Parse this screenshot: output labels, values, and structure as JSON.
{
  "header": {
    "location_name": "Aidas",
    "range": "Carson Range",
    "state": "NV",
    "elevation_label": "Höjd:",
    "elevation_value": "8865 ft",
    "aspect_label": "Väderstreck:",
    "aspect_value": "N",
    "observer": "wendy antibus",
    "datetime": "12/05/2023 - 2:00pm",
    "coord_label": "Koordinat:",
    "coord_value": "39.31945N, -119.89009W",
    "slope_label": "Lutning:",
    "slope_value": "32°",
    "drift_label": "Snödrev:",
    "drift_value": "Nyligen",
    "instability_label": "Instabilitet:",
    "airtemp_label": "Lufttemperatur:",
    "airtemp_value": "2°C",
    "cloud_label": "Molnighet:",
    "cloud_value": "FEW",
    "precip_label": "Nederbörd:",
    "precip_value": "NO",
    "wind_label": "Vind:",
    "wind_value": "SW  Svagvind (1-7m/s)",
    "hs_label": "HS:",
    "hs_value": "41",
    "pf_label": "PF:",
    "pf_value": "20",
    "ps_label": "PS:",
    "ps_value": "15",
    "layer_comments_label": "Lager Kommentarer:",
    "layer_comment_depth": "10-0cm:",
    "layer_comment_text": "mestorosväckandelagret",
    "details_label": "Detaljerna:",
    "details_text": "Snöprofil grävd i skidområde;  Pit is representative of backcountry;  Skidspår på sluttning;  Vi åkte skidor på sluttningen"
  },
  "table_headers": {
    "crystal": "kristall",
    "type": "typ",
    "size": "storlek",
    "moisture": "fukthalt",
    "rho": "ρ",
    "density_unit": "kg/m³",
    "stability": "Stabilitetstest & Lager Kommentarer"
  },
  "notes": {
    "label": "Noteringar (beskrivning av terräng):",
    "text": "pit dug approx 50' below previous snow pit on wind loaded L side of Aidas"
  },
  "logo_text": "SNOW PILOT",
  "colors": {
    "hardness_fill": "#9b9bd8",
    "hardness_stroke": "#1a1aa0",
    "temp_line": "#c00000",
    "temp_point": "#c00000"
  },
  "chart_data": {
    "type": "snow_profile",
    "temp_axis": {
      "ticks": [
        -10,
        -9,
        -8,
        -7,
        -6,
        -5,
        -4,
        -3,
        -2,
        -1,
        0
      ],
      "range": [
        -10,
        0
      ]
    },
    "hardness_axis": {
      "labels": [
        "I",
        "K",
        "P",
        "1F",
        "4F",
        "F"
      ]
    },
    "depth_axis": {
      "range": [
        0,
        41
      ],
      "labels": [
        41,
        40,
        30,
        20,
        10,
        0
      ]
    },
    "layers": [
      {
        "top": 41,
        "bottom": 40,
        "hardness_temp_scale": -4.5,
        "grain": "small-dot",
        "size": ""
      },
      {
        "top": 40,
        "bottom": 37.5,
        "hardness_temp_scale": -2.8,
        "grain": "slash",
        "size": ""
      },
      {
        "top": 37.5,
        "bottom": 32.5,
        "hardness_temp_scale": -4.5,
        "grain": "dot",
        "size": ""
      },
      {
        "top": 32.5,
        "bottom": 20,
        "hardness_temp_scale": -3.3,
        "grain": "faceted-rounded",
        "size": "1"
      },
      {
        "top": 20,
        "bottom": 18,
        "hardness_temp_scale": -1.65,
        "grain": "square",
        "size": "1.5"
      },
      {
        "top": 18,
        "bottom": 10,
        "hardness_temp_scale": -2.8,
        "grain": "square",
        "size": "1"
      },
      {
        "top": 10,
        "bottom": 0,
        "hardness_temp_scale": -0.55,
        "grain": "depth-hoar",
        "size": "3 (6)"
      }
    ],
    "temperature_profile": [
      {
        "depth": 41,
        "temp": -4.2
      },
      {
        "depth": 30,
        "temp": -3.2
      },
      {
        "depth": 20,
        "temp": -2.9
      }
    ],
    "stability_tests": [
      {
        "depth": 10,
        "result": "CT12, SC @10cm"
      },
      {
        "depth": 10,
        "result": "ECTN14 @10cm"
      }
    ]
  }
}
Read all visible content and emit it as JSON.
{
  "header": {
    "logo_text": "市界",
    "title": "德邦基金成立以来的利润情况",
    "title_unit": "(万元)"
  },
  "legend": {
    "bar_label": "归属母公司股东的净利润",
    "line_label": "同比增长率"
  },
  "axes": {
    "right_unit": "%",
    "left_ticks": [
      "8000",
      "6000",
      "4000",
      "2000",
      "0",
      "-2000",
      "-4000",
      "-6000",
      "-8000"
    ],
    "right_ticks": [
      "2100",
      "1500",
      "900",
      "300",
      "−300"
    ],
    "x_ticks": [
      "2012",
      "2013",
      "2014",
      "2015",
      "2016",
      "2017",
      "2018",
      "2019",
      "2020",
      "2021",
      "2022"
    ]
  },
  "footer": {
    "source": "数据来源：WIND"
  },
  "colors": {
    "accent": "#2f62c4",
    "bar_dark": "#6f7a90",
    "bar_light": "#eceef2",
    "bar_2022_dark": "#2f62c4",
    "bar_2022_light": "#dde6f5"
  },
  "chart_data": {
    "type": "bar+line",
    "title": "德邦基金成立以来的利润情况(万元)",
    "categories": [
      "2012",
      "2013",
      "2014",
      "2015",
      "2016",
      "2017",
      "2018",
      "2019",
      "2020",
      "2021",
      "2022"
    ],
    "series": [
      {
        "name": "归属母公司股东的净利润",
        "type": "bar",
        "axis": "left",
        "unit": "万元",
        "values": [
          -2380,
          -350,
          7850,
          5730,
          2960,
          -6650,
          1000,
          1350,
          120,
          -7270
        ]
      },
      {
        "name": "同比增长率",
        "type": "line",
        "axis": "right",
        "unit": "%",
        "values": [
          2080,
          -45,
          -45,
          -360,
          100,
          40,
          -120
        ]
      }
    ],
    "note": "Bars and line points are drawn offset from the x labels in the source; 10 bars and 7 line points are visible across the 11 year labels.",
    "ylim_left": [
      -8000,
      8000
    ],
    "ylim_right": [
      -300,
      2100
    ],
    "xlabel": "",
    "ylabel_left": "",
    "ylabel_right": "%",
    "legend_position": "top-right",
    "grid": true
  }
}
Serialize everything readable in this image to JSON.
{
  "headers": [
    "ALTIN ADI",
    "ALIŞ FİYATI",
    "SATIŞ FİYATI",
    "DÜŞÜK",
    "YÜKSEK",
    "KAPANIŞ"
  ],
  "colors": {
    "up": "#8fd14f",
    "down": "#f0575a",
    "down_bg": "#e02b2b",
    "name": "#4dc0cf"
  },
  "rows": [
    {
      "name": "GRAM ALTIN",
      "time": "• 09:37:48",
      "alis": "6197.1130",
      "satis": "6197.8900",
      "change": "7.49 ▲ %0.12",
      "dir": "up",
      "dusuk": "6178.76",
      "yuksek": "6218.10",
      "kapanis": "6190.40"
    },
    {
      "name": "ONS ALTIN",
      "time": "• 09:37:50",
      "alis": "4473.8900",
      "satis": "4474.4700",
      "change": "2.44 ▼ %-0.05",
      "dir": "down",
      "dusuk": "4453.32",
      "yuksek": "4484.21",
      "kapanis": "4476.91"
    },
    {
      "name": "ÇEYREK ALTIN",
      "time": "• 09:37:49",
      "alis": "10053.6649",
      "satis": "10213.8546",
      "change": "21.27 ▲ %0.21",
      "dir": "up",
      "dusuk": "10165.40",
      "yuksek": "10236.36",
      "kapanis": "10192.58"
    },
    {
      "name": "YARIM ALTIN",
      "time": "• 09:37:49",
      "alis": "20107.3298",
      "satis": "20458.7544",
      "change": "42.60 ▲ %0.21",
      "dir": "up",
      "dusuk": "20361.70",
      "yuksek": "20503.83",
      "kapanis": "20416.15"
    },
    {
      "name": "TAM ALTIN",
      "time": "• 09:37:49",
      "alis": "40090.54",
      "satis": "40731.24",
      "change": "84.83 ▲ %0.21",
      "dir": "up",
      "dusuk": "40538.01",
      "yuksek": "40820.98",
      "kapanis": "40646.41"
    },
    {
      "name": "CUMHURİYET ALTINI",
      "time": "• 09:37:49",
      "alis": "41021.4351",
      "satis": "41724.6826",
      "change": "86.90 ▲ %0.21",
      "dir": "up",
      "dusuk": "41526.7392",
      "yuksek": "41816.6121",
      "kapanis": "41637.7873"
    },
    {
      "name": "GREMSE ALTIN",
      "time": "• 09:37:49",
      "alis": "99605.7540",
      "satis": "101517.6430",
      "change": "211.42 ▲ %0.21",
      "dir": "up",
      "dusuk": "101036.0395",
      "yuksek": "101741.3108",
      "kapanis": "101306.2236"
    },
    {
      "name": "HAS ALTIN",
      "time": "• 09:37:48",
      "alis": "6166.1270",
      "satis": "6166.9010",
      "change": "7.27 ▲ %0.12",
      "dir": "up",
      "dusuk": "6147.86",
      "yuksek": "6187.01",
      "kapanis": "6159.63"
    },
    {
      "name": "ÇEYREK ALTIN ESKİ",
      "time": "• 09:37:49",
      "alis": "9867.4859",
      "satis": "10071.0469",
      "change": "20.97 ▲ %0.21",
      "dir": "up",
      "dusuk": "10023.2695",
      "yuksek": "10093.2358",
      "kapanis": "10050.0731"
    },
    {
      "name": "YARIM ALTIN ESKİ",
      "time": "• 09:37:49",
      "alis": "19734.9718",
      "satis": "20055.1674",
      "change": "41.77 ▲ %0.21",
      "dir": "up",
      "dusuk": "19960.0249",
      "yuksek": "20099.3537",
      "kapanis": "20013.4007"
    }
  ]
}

→ **Given task**
Gather up every line from the listing above in which the word "labels" occurs.

→ **Full output**
Parse this screenshot: output labels, values, and structure as JSON.
      "labels": [
      "labels": [
    "note": "Bars and line points are drawn offset from the x labels in the source; 10 bars and 7 line points are visible across the 11 year labels.",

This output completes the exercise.